**Source document:**
____

By mid-1985, the company had plants in both San Diego, Garden Grove, California, and Mountain View, California. Muller described the company in 1985 as being in a transitional period between focusing on their legacy 9-track reel-to-reel tape products and newer, GCR-based tape cartridges. In 1986, Cipher inked a couple of multi-million dollar deals with IBM to license Cipher's QIC technology for use in the PC RT and the System/36, as well as Cipher's 1880 half-inch, reel-to-reel tape drives for use in the IBM 9370 midrange computer.

Between June and July 1986, Cipher acquired Optimem Inc., a manufacturer of 12-inch, WORM optical discs, from Xerox's Shugart division for $6.3 million. As part of deal, Xerox kept a 10 percent equity position in Optimem and earned royalties on sales of Optimem products. Optimem were deep into development of a rewritable optical disc format, partnering with 3M in pursuit of this goal, when they were acquired by Cipher. Collaborations between 3M and Optimem continued under Cipher's ownership of the latter but had largely stalled by the end of the decade, the company losing a lucrative government contract in the summer of 1987 over Optimem's lackluster performance. In 1988, by which point Cipher had all but given up on the division, Optimem earned contracts with the DoD, NASA, and the USPTO to supply them with WORM disc products.

The payroll at the Garden Grove plant, which manufactured a significant portion of Cipher's tape drives, peaked at 772 workers before Cipher shut it down in October 1986. Cipher had opened up a factory in Singapore earlier in the year to duplicate the plant's manufacturing efforts. Consolidation of Cipher's San Diego plant soon followed, with 220 workers laid off in November 1988, the bulk of whom worked in PCB manufacturing.

____

**Excerpted data:**
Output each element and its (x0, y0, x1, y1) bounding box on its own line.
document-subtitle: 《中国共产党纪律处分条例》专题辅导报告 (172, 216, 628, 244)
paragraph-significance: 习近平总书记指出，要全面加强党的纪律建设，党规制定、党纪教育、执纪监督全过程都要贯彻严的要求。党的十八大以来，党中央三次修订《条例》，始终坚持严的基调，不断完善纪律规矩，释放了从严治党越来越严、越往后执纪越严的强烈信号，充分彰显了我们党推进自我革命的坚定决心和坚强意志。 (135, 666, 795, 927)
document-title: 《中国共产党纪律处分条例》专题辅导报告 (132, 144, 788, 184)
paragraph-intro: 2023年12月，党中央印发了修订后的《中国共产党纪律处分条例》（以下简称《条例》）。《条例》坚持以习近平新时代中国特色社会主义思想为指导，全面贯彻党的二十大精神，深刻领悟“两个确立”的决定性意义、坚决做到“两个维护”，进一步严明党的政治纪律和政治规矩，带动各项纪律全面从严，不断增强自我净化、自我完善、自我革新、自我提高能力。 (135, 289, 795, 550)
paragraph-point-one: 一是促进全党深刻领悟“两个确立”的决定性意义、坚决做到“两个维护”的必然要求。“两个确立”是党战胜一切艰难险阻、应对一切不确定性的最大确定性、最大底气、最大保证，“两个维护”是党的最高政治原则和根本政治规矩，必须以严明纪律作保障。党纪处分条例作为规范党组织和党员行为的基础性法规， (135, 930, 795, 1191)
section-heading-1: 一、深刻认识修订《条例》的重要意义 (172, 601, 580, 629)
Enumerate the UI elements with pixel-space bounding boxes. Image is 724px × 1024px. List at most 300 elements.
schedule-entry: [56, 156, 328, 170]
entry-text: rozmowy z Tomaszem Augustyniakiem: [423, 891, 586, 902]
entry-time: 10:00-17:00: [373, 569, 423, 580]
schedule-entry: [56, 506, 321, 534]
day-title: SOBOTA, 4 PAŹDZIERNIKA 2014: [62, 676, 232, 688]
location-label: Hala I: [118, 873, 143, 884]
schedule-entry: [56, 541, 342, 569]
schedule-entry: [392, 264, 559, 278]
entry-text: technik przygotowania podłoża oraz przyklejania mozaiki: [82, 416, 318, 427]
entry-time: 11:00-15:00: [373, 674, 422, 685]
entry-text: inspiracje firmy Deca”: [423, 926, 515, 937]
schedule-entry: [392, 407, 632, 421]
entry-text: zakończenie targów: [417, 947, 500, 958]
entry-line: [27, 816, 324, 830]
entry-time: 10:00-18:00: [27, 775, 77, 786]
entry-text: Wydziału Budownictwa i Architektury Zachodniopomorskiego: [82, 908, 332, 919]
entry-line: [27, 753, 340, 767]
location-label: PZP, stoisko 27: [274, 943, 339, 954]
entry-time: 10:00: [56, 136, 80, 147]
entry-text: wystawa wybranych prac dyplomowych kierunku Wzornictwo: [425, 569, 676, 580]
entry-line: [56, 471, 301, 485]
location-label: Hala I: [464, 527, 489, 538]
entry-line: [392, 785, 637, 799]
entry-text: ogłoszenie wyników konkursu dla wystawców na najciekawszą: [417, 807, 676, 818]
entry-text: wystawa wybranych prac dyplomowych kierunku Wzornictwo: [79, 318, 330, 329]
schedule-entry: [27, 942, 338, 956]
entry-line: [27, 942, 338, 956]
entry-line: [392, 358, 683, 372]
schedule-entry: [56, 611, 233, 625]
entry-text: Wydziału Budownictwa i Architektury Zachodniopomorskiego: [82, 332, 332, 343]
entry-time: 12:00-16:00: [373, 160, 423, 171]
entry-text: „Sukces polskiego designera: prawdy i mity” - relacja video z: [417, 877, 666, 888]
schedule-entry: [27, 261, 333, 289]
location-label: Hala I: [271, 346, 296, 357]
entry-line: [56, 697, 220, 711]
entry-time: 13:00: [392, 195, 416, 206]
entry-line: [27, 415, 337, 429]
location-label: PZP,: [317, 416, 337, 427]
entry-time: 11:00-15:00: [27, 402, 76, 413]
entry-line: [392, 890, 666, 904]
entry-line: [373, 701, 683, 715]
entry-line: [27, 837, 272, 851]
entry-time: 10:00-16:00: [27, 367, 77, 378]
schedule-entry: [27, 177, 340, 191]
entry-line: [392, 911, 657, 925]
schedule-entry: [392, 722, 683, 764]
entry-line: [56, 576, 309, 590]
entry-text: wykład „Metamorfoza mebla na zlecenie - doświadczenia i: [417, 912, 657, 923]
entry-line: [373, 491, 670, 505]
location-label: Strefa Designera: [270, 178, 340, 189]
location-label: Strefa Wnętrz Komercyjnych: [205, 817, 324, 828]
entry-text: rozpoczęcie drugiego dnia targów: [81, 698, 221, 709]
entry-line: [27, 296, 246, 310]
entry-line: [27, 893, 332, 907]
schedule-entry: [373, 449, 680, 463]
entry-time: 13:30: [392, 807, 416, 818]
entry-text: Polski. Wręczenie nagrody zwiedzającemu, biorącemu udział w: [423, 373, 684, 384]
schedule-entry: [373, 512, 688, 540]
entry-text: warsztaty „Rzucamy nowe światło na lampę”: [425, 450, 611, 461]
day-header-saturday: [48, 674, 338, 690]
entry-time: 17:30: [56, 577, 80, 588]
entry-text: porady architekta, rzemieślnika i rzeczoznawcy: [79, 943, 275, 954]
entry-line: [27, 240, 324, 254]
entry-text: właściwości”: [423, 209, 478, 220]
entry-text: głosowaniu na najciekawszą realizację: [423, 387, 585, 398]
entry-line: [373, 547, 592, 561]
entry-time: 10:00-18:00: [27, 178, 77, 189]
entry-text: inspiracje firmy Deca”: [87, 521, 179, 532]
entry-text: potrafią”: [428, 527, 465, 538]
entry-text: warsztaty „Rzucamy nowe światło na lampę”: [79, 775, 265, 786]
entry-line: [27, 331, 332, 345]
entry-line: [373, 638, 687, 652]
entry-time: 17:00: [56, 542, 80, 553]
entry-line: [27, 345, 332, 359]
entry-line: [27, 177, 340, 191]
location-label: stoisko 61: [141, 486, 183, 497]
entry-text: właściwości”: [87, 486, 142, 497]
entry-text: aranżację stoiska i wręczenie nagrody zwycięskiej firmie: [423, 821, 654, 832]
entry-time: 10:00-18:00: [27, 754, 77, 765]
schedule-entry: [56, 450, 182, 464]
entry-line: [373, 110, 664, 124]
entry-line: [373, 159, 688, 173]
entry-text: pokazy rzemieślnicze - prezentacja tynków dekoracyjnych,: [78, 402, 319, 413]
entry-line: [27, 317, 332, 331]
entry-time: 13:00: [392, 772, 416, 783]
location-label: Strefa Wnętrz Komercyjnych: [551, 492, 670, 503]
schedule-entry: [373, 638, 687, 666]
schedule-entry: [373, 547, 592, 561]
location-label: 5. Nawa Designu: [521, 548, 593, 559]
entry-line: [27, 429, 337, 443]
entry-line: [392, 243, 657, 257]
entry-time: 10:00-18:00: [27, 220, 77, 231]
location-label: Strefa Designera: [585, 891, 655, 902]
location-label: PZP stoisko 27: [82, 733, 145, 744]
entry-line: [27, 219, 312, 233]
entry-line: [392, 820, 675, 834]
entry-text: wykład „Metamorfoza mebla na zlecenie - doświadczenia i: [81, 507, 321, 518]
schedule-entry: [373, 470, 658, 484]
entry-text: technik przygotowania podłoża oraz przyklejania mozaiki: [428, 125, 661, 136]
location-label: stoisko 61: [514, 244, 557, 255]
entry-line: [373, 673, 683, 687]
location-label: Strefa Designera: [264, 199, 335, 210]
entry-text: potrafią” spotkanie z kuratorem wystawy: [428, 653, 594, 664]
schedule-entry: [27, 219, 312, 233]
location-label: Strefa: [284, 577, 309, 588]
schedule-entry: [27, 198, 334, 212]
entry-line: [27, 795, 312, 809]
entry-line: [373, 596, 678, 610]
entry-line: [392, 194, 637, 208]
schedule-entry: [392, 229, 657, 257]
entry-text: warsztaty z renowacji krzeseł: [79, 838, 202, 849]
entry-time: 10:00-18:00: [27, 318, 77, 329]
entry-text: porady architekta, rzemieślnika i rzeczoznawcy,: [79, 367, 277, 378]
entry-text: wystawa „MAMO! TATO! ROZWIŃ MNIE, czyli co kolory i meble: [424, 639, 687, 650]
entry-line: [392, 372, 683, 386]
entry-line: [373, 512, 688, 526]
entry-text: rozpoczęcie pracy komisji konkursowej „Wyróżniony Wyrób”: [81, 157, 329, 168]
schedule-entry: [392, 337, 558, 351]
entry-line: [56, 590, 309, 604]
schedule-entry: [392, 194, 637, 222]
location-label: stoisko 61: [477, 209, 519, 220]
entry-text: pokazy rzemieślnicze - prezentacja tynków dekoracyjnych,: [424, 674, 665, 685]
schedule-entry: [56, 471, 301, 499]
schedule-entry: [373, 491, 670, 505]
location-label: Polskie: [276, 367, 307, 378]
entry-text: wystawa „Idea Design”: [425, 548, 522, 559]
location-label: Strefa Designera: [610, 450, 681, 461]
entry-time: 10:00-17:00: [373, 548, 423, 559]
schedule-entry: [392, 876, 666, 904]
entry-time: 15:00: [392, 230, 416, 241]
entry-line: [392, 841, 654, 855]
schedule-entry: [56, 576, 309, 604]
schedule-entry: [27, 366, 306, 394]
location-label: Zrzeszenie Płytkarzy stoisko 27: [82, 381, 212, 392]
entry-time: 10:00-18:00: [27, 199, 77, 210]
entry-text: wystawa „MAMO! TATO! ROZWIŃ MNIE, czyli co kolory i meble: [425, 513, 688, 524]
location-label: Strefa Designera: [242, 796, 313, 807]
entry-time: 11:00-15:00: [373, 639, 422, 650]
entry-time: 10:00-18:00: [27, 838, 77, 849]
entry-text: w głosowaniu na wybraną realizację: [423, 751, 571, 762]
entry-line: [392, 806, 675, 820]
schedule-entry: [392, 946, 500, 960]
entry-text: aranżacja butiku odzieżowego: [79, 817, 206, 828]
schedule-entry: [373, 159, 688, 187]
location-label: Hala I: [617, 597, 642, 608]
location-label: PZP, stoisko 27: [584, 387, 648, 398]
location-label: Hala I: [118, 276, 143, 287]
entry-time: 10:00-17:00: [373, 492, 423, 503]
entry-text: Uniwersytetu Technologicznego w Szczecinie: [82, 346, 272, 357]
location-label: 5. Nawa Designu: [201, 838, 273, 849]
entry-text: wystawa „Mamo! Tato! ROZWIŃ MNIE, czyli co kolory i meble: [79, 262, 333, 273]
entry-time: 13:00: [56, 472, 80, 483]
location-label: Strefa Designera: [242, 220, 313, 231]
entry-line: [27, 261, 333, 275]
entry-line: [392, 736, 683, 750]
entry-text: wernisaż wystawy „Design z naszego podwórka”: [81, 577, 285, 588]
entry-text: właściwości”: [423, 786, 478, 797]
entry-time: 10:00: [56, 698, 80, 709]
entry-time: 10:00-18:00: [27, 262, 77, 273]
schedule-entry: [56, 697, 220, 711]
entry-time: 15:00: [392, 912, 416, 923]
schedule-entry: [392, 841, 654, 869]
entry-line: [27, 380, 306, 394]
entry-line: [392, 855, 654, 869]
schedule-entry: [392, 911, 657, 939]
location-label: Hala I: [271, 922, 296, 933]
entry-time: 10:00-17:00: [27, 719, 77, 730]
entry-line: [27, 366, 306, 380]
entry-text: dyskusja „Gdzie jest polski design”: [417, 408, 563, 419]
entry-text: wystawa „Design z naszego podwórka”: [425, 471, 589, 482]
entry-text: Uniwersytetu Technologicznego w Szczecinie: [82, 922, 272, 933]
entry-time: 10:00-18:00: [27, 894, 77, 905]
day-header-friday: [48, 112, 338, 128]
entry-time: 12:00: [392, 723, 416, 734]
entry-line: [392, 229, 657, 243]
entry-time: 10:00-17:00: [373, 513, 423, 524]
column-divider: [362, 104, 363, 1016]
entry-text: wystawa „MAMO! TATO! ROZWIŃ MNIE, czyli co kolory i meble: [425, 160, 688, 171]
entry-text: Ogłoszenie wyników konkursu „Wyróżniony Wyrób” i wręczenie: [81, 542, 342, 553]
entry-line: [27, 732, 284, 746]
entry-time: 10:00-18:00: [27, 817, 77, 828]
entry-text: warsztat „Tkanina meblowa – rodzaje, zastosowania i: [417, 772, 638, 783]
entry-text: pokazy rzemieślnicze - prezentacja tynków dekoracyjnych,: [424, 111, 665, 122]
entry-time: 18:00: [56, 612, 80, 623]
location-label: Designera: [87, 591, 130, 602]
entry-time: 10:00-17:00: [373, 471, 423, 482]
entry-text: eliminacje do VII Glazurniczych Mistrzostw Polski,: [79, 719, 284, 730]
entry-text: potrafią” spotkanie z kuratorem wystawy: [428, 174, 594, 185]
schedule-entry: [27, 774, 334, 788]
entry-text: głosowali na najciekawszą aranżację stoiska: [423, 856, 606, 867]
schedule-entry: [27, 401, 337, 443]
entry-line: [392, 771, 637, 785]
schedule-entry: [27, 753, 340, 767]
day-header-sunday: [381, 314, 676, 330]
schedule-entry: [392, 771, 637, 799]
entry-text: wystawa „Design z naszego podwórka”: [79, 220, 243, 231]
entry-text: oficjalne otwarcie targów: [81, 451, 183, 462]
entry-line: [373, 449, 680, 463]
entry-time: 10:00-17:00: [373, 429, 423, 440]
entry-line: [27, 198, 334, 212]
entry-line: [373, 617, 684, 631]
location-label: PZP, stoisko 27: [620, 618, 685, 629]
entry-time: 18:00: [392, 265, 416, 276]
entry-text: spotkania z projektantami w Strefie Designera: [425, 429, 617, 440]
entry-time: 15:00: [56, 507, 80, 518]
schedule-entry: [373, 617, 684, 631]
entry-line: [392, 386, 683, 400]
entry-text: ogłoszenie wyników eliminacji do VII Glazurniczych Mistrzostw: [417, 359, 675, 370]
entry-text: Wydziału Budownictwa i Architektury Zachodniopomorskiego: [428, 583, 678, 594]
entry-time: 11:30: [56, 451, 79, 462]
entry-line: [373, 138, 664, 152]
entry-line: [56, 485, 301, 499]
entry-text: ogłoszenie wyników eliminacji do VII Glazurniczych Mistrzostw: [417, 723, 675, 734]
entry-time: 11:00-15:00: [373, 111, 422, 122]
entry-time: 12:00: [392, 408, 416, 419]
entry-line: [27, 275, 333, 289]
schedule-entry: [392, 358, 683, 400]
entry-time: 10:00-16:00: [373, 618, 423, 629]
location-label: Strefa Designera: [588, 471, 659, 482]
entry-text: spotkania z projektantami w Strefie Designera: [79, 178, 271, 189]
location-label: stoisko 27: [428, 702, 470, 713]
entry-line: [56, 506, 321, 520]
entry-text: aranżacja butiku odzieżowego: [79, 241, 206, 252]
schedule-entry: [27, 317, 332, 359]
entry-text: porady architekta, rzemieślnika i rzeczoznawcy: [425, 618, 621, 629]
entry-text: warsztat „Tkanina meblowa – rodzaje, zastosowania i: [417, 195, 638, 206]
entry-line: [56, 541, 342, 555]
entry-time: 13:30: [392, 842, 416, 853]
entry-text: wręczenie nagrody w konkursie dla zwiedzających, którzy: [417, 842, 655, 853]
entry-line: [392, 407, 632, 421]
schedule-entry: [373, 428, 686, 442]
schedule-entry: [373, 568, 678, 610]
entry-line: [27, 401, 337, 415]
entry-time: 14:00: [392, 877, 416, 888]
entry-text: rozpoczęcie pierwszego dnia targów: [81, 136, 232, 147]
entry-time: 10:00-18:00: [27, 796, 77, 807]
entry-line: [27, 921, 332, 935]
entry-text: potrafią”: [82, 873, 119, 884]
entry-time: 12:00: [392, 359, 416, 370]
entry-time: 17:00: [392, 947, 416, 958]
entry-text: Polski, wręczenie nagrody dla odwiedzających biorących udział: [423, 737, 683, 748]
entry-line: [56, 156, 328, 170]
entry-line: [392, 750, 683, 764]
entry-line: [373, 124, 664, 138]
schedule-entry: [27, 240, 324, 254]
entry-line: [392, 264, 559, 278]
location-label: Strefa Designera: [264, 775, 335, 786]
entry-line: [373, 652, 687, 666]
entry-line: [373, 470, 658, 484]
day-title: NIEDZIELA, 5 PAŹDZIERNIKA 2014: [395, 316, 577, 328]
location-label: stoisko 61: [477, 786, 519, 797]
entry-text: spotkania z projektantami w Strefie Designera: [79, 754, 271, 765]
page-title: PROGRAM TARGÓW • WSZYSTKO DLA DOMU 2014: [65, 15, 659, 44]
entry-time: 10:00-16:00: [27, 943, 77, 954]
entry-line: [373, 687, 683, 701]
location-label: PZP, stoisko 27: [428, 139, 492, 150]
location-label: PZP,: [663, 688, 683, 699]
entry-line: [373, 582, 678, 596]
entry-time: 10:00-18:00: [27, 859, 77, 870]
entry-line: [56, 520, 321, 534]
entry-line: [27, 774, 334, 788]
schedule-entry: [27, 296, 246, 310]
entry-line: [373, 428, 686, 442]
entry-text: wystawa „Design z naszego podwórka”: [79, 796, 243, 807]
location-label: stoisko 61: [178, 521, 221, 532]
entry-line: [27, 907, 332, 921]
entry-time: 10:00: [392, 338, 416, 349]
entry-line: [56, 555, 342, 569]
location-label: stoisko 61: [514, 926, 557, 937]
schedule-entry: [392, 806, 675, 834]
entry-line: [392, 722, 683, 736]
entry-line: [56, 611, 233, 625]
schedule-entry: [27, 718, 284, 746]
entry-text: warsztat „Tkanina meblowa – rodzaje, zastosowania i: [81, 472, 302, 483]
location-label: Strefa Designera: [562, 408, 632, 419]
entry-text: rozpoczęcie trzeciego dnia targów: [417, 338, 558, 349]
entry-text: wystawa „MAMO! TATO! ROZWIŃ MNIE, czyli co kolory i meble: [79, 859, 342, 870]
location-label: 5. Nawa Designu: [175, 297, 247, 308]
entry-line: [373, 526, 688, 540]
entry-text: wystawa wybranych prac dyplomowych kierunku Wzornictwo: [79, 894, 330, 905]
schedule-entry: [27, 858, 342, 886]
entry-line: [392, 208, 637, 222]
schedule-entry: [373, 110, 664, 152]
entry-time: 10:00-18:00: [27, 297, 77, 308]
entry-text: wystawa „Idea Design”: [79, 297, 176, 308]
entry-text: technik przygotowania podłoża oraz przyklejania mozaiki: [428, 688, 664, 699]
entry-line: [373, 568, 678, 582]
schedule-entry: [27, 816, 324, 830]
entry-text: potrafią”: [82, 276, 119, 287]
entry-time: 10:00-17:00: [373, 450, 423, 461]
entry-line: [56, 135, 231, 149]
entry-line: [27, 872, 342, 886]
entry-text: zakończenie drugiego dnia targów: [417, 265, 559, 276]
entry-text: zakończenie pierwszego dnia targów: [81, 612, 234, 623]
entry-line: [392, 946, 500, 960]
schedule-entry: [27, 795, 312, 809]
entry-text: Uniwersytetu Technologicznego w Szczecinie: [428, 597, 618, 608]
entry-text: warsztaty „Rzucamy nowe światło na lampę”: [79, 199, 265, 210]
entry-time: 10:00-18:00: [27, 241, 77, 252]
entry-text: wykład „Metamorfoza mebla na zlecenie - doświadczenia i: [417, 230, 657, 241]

____

**Work order:**
Reproduce everything in the passage on Cipher's history from "Between June and" down to "WORM disc products.", without changing a single word.

**Your solution:**
Between June and July 1986, Cipher acquired Optimem Inc., a manufacturer of 12-inch, WORM optical discs, from Xerox's Shugart division for $6.3 million. As part of deal, Xerox kept a 10 percent equity position in Optimem and earned royalties on sales of Optimem products. Optimem were deep into development of a rewritable optical disc format, partnering with 3M in pursuit of this goal, when they were acquired by Cipher. Collaborations between 3M and Optimem continued under Cipher's ownership of the latter but had largely stalled by the end of the decade, the company losing a lucrative government contract in the summer of 1987 over Optimem's lackluster performance. In 1988, by which point Cipher had all but given up on the division, Optimem earned contracts with the DoD, NASA, and the USPTO to supply them with WORM disc products.